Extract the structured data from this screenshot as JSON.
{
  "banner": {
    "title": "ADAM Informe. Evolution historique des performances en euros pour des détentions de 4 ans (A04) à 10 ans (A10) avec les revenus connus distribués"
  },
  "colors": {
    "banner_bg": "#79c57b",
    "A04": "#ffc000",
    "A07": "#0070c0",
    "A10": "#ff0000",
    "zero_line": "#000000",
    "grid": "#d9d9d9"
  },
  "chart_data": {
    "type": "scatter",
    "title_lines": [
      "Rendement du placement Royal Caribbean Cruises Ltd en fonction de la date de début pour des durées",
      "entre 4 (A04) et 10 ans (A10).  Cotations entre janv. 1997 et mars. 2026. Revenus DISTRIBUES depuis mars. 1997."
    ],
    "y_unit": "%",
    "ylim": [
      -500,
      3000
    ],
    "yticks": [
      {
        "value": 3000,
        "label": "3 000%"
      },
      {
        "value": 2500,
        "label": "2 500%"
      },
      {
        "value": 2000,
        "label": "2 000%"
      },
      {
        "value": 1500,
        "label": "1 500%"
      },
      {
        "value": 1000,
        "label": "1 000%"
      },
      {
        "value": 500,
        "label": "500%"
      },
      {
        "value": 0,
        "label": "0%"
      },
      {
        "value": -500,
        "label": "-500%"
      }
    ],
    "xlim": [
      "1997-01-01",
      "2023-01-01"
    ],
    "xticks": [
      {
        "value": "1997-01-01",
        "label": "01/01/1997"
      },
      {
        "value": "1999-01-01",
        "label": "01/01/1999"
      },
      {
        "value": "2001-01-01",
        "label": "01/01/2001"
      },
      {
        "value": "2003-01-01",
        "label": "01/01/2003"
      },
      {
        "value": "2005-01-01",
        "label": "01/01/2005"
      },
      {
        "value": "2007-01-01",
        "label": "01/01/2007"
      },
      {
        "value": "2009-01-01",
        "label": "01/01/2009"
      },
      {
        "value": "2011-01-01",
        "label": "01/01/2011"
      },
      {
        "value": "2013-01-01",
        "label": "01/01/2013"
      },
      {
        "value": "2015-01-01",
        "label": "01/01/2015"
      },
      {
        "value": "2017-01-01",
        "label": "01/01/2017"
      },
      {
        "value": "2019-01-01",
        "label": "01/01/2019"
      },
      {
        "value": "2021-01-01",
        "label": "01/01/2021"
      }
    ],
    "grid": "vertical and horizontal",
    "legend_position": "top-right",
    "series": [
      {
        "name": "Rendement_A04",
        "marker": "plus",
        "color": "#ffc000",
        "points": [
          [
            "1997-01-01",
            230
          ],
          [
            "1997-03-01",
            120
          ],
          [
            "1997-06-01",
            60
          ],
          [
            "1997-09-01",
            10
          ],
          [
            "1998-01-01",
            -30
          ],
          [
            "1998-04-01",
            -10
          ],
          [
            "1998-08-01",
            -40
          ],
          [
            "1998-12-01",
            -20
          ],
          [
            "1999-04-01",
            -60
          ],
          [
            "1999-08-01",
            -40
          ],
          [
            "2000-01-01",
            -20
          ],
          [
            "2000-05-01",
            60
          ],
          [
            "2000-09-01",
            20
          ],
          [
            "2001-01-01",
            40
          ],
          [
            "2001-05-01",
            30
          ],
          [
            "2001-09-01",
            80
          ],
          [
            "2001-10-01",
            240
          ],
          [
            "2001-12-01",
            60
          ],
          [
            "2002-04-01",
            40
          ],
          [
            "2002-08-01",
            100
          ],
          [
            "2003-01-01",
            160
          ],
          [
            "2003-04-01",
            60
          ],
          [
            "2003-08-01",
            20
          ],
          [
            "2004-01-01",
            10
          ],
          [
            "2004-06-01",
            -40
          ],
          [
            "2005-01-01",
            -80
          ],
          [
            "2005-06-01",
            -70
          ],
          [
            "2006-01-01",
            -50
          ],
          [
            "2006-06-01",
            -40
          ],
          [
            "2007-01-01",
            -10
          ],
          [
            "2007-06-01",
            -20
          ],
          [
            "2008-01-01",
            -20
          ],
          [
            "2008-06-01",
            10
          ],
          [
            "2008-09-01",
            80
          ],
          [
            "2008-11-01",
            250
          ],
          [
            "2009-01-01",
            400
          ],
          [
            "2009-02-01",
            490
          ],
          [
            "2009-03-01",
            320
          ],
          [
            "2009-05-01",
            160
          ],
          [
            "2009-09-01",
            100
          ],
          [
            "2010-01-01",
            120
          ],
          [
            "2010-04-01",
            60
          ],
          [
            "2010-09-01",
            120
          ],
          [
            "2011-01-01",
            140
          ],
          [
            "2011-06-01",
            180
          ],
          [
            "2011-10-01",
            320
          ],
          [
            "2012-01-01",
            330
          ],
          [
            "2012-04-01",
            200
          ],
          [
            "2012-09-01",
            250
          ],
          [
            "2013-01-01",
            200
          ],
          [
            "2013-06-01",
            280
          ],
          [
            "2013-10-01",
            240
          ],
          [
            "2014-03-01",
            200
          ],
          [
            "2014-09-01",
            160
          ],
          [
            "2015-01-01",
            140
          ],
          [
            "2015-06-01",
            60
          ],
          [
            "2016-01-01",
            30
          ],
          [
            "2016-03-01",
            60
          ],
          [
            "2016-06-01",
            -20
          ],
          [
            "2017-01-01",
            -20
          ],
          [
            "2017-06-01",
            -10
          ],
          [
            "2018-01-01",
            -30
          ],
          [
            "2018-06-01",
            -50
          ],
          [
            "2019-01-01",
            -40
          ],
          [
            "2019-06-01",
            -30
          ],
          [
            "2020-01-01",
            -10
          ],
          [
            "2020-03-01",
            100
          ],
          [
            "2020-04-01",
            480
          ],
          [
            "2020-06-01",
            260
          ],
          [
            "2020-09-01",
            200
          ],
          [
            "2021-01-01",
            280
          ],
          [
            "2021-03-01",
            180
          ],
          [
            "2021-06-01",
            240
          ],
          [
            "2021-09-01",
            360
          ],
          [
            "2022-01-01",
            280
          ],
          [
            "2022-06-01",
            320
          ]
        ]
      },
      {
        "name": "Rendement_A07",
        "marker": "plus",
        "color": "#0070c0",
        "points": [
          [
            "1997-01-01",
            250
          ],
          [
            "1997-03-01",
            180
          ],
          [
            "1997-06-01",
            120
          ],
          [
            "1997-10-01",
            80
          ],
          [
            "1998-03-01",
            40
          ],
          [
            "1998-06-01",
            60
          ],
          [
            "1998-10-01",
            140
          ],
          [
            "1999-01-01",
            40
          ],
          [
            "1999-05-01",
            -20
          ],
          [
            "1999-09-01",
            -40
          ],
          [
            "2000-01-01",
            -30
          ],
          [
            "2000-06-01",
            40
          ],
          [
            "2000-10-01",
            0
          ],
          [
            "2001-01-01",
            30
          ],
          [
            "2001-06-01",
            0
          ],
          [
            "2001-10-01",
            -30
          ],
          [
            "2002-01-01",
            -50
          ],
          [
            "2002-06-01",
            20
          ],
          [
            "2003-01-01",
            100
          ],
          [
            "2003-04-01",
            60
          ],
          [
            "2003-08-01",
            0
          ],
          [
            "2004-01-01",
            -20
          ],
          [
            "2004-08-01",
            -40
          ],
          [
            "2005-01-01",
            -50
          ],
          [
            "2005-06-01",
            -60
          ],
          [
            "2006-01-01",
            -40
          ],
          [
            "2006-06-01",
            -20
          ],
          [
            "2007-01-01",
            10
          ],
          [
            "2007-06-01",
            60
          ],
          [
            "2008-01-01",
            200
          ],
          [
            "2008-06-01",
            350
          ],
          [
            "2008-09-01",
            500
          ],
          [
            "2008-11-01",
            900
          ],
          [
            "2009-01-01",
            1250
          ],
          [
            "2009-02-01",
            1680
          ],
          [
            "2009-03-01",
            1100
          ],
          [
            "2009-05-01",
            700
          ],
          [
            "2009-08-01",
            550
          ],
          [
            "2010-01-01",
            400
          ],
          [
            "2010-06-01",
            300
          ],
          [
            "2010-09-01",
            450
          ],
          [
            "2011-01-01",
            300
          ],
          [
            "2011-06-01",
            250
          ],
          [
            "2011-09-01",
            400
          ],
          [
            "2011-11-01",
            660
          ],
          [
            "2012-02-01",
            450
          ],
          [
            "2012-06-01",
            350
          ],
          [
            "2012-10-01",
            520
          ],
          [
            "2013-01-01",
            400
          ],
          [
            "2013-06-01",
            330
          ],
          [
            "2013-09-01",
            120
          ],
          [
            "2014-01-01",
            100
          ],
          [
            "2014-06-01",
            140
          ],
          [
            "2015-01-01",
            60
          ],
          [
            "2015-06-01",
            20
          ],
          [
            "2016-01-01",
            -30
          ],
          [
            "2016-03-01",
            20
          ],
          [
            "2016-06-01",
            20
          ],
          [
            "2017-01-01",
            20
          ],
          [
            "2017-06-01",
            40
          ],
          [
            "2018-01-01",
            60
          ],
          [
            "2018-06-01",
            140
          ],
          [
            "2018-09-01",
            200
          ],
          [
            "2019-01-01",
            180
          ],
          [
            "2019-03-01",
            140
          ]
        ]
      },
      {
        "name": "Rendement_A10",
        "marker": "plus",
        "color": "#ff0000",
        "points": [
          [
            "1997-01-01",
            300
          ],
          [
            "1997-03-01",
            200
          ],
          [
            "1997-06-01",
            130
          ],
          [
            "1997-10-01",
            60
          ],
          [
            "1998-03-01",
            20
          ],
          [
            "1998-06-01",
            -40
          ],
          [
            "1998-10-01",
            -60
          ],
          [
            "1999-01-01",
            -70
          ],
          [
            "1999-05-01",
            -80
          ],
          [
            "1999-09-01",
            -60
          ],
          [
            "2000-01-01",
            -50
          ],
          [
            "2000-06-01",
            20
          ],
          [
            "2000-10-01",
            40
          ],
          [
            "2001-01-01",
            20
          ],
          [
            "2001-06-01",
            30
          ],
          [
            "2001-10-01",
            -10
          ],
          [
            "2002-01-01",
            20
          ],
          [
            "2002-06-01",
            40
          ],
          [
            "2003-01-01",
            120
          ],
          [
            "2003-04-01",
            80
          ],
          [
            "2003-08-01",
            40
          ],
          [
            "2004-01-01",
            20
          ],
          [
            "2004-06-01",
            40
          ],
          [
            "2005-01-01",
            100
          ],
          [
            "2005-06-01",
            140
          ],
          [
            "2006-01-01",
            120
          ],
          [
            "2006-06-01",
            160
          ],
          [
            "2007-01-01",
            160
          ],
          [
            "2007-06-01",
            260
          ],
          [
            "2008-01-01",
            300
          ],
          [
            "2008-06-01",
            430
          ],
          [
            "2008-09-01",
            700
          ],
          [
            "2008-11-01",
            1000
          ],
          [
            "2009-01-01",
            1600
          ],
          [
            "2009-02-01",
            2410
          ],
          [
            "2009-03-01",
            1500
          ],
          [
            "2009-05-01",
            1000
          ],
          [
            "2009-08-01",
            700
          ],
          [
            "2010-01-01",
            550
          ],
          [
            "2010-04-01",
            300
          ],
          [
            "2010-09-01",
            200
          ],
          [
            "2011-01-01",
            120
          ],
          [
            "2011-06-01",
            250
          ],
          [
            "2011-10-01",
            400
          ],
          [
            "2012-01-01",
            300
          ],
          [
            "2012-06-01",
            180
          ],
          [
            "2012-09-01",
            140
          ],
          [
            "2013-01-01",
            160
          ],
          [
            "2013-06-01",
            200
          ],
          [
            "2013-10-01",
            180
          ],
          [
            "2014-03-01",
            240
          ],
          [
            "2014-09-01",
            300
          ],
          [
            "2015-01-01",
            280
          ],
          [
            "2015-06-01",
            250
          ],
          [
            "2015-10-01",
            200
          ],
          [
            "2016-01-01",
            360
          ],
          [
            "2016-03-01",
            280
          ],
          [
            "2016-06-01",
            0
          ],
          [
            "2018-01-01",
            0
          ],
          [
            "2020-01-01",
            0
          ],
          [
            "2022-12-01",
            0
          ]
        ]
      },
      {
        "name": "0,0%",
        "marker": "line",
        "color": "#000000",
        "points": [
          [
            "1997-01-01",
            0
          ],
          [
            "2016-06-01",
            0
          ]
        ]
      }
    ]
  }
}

Directions for this task> Go through the material above and copy each line that has the word "grid".

Answer for this exercise>
    "grid": "#d9d9d9"
    "grid": "vertical and horizontal",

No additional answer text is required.